-- Start Task data --
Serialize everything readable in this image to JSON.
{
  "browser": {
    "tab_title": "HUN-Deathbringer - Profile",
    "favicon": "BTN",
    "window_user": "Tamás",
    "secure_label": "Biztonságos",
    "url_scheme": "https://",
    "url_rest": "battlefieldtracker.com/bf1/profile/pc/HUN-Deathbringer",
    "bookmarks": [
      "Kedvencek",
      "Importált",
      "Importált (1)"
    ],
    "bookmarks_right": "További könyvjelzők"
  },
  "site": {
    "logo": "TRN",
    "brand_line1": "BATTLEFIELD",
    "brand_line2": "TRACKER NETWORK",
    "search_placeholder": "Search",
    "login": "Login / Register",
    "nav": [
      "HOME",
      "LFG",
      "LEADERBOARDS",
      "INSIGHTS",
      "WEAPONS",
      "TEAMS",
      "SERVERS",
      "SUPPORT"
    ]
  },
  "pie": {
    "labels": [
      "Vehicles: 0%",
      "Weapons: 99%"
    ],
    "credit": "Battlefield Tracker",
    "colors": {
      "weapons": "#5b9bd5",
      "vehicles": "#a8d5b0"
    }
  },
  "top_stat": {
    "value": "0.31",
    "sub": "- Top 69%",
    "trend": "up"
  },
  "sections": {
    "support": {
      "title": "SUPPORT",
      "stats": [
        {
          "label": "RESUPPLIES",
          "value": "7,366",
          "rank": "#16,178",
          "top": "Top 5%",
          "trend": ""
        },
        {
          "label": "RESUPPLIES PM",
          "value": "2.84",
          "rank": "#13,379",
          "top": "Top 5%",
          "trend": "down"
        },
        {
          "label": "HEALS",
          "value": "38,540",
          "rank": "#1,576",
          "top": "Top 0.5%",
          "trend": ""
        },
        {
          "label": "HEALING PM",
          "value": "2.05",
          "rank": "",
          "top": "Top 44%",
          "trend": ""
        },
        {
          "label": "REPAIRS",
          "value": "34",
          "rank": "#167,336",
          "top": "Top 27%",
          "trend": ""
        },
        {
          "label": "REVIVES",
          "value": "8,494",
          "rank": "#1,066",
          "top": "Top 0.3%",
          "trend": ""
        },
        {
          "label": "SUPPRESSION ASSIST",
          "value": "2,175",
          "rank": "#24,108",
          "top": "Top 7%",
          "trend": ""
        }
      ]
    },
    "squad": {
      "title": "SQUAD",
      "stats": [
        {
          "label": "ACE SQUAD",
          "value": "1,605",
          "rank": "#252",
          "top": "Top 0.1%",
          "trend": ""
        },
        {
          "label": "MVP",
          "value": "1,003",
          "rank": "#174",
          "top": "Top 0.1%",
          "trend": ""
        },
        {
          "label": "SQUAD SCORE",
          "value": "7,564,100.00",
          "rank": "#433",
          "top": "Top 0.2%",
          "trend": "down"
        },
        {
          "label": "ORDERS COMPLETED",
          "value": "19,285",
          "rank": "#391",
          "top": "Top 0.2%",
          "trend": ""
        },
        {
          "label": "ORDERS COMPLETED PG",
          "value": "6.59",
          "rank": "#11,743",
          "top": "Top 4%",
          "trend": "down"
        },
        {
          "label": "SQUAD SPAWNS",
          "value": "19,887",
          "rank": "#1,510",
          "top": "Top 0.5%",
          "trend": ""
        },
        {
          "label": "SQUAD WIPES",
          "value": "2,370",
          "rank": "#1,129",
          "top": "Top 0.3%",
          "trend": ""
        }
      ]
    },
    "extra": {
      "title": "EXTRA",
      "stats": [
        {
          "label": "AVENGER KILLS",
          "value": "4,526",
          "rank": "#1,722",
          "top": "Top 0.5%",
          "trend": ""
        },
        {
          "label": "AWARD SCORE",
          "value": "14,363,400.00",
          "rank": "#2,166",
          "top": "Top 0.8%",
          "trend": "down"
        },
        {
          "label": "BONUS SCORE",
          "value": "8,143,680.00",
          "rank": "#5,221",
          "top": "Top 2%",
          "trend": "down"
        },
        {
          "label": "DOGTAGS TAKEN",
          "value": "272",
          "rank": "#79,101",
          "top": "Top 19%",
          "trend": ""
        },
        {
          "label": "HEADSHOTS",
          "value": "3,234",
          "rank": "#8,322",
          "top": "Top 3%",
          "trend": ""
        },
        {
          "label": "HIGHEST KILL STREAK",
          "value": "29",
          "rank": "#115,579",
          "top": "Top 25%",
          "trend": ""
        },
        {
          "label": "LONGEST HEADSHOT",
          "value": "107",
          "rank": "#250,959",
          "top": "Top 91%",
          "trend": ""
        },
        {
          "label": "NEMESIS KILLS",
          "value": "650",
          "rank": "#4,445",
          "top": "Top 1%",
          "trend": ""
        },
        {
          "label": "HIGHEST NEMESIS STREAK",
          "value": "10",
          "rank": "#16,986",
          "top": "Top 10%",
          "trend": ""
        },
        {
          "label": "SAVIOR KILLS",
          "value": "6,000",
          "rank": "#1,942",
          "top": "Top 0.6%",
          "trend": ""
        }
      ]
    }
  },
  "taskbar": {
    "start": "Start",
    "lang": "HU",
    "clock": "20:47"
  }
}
-- End Task data --
-- Start Task data --
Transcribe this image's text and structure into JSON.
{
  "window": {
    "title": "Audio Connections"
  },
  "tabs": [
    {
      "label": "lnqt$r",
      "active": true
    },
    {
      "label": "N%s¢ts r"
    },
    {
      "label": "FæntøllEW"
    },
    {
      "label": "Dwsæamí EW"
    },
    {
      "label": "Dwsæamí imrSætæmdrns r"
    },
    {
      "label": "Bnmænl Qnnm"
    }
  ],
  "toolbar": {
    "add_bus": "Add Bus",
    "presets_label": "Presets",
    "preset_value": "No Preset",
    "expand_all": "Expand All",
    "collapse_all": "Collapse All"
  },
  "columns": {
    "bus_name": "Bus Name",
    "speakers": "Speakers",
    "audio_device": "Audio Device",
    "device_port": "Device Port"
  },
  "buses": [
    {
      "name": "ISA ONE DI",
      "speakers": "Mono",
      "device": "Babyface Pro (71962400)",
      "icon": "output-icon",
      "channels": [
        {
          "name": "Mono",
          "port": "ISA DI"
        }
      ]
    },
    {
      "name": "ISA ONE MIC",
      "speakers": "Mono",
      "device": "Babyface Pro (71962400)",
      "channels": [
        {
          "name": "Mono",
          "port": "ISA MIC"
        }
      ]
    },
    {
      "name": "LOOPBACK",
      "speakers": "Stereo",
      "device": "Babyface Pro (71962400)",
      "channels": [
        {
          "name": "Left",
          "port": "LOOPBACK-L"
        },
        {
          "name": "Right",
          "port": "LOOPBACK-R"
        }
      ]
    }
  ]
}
-- End Task data --
_Short task_
All lines holding the word "Dwsæamí" should be picked out and copied.

_Solution_
      "label": "Dwsæamí EW"
      "label": "Dwsæamí imrSætæmdrns r"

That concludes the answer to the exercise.